** Start PROVIDED INFORMATION **
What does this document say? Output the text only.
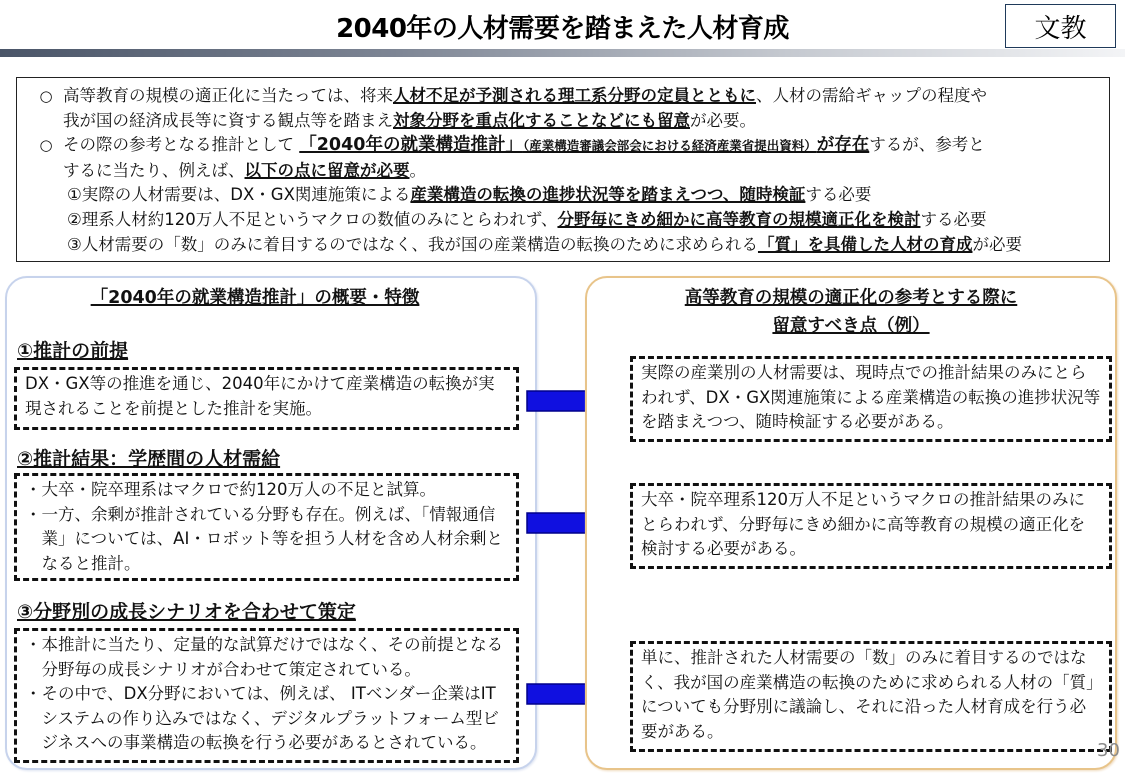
2040年の人材需要を踏まえた人材育成	文教
○ 高等教育の規模の適正化に当たっては、将来人材不足が予測される理工系分野の定員とともに、人材の需給ギャップの程度や
我が国の経済成長等に資する観点等を踏まえ対象分野を重点化することなどにも留意が必要。
○ その際の参考となる推計として 「2040年の就業構造推計」（産業構造審議会部会における経済産業省提出資料）が存在するが、参考と
するに当たり、例えば、以下の点に留意が必要。
①実際の人材需要は、DX・GX関連施策による産業構造の転換の進捗状況等を踏まえつつ、随時検証する必要
②理系人材約120万人不足というマクロの数値のみにとらわれず、分野毎にきめ細かに高等教育の規模適正化を検討する必要
③人材需要の「数」のみに着目するのではなく、我が国の産業構造の転換のために求められる「質」を具備した人材の育成が必要
「2040年の就業構造推計」の概要・特徴
①推計の前提
DX・GX等の推進を通じ、2040年にかけて産業構造の転換が実現されることを前提とした推計を実施。
②推計結果：学歴間の人材需給
・大卒・院卒理系はマクロで約120万人の不足と試算。
・一方、余剰が推計されている分野も存在。例えば、「情報通信業」については、AI・ロボット等を担う人材を含め人材余剰となると推計。
③分野別の成長シナリオを合わせて策定
・本推計に当たり、定量的な試算だけではなく、その前提となる分野毎の成長シナリオが合わせて策定されている。
・その中で、DX分野においては、例えば、 ITベンダー企業はITシステムの作り込みではなく、デジタルプラットフォーム型ビジネスへの事業構造の転換を行う必要があるとされている。
高等教育の規模の適正化の参考とする際に
留意すべき点（例）
実際の産業別の人材需要は、現時点での推計結果のみにとらわれず、DX・GX関連施策による産業構造の転換の進捗状況等を踏まえつつ、随時検証する必要がある。
大卒・院卒理系120万人不足というマクロの推計結果のみにとらわれず、分野毎にきめ細かに高等教育の規模の適正化を検討する必要がある。
単に、推計された人材需要の「数」のみに着目するのではなく、我が国の産業構造の転換のために求められる人材の「質」についても分野別に議論し、それに沿った人材育成を行う必要がある。
30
** End PROVIDED INFORMATION **
> [GOAL OF THE EXERCISE] Look over the records above and copy each line that includes the string "GX関連施策による産業構造の転換の進捗状況等を踏まえつつ".

> [CORRECT RESPONSE]
①実際の人材需要は、DX・GX関連施策による産業構造の転換の進捗状況等を踏まえつつ、随時検証する必要
実際の産業別の人材需要は、現時点での推計結果のみにとらわれず、DX・GX関連施策による産業構造の転換の進捗状況等を踏まえつつ、随時検証する必要がある。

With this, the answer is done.